-- START OF Material for this task --
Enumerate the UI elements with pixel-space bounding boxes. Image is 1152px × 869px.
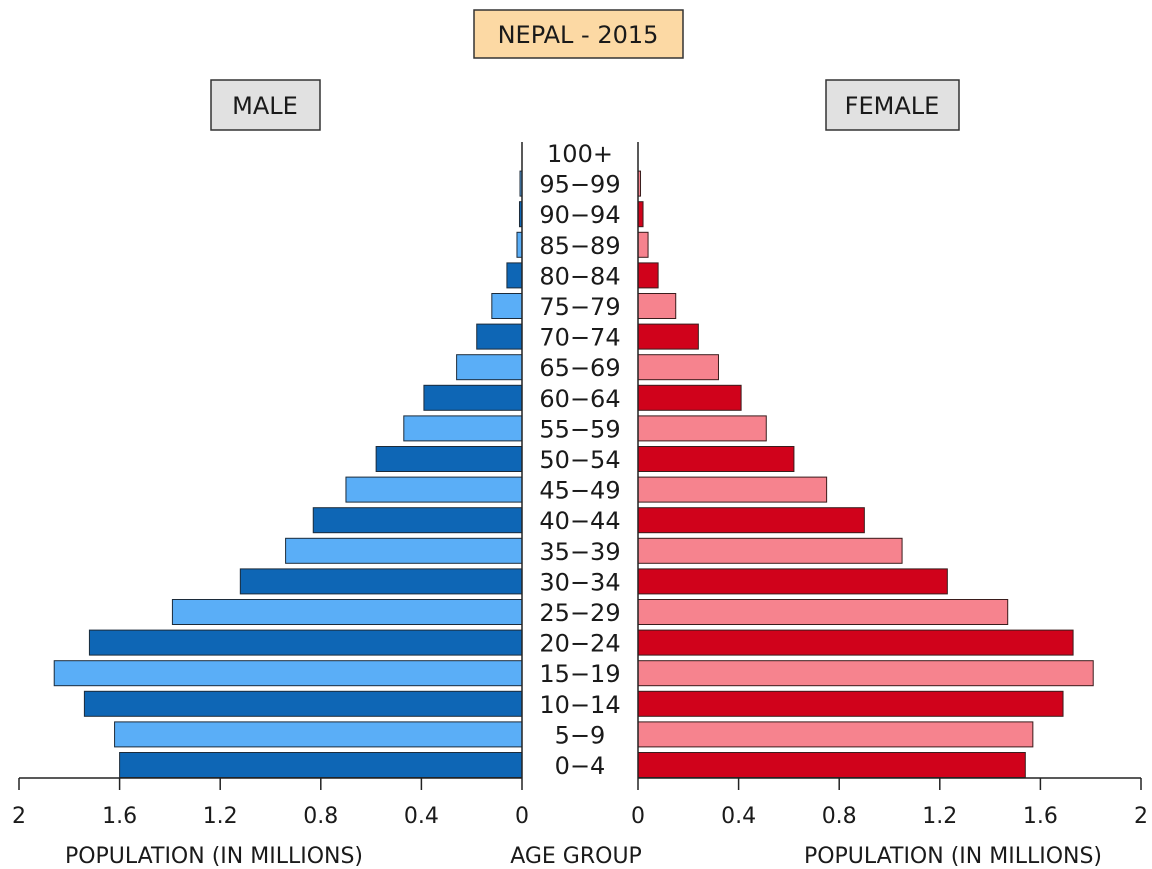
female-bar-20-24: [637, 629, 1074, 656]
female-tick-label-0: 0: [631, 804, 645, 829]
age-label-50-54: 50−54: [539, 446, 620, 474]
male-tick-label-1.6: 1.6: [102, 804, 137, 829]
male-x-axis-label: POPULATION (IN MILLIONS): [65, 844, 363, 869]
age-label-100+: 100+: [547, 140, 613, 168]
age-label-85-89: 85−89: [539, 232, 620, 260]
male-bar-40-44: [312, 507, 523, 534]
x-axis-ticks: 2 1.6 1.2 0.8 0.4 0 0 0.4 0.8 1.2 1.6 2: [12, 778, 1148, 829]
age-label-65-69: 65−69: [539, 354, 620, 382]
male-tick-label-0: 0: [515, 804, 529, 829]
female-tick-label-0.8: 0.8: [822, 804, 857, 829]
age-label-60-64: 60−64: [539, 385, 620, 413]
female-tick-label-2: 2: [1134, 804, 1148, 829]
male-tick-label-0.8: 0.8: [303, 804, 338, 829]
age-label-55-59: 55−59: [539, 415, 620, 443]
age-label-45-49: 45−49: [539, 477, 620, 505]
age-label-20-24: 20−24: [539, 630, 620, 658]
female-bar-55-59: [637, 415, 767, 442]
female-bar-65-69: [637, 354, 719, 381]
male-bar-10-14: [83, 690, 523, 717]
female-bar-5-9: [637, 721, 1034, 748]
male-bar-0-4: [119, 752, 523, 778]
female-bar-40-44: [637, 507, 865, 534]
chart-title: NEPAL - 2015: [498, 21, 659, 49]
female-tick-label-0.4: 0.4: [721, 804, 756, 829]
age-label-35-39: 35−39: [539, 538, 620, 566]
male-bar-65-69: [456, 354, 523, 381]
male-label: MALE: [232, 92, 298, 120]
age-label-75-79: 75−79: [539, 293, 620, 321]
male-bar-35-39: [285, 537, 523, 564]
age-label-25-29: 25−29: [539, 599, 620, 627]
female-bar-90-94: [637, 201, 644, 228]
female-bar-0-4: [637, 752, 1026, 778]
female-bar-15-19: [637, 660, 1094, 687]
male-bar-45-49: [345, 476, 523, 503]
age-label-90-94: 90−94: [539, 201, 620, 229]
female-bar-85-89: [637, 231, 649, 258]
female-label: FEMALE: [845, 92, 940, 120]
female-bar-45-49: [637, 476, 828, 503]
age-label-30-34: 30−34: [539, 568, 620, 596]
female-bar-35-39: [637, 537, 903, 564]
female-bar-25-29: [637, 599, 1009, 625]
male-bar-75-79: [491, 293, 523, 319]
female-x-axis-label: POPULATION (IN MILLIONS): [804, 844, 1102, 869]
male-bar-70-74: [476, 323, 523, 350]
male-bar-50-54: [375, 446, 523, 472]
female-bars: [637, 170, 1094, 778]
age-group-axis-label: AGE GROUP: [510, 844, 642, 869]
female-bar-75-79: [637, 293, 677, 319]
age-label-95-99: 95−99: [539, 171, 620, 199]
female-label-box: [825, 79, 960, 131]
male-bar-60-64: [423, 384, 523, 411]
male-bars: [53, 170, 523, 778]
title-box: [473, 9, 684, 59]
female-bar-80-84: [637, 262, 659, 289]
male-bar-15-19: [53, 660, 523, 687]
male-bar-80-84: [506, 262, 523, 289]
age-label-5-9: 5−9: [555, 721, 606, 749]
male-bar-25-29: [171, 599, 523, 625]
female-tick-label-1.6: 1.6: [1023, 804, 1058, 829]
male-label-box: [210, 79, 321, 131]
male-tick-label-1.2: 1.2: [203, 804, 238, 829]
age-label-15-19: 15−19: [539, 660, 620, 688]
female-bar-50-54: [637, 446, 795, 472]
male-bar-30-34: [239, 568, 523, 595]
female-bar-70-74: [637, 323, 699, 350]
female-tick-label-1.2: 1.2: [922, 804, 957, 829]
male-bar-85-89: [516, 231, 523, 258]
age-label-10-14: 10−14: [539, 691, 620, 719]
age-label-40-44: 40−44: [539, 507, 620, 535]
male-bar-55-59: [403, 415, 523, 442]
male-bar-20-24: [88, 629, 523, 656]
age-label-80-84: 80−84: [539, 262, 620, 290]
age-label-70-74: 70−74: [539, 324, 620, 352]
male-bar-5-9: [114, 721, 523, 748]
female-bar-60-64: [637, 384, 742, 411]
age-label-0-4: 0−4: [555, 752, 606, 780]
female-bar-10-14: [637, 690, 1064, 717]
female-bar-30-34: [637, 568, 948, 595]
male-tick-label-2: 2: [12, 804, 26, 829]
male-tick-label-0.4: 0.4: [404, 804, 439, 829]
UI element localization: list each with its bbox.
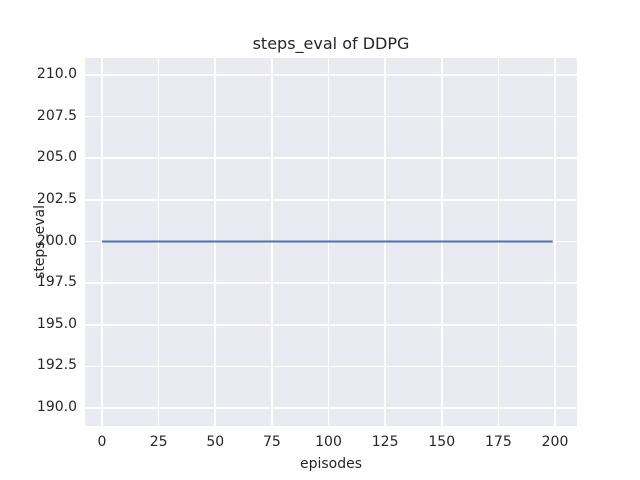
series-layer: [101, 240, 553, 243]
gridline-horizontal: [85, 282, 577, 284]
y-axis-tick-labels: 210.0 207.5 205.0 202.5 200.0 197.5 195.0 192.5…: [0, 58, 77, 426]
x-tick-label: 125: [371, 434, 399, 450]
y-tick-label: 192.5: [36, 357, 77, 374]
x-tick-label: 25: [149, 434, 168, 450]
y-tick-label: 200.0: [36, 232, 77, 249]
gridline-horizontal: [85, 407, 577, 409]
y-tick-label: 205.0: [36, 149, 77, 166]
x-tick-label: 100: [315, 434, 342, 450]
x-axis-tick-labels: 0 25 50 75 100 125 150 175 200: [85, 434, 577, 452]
-- END OF Material for this task --
Exercise task: Return the lines of the listing from the line with "series-layer: [101, 240, 553, 243]" up to and including the last line of the listing, reproducing each one exactly.

Written response:
series-layer: [101, 240, 553, 243]
gridline-horizontal: [85, 282, 577, 284]
y-axis-tick-labels: 210.0 207.5 205.0 202.5 200.0 197.5 195.0 192.5…: [0, 58, 77, 426]
x-tick-label: 125: [371, 434, 399, 450]
y-tick-label: 192.5: [36, 357, 77, 374]
x-tick-label: 25: [149, 434, 168, 450]
y-tick-label: 200.0: [36, 232, 77, 249]
gridline-horizontal: [85, 407, 577, 409]
y-tick-label: 205.0: [36, 149, 77, 166]
x-tick-label: 100: [315, 434, 342, 450]
x-axis-tick-labels: 0 25 50 75 100 125 150 175 200: [85, 434, 577, 452]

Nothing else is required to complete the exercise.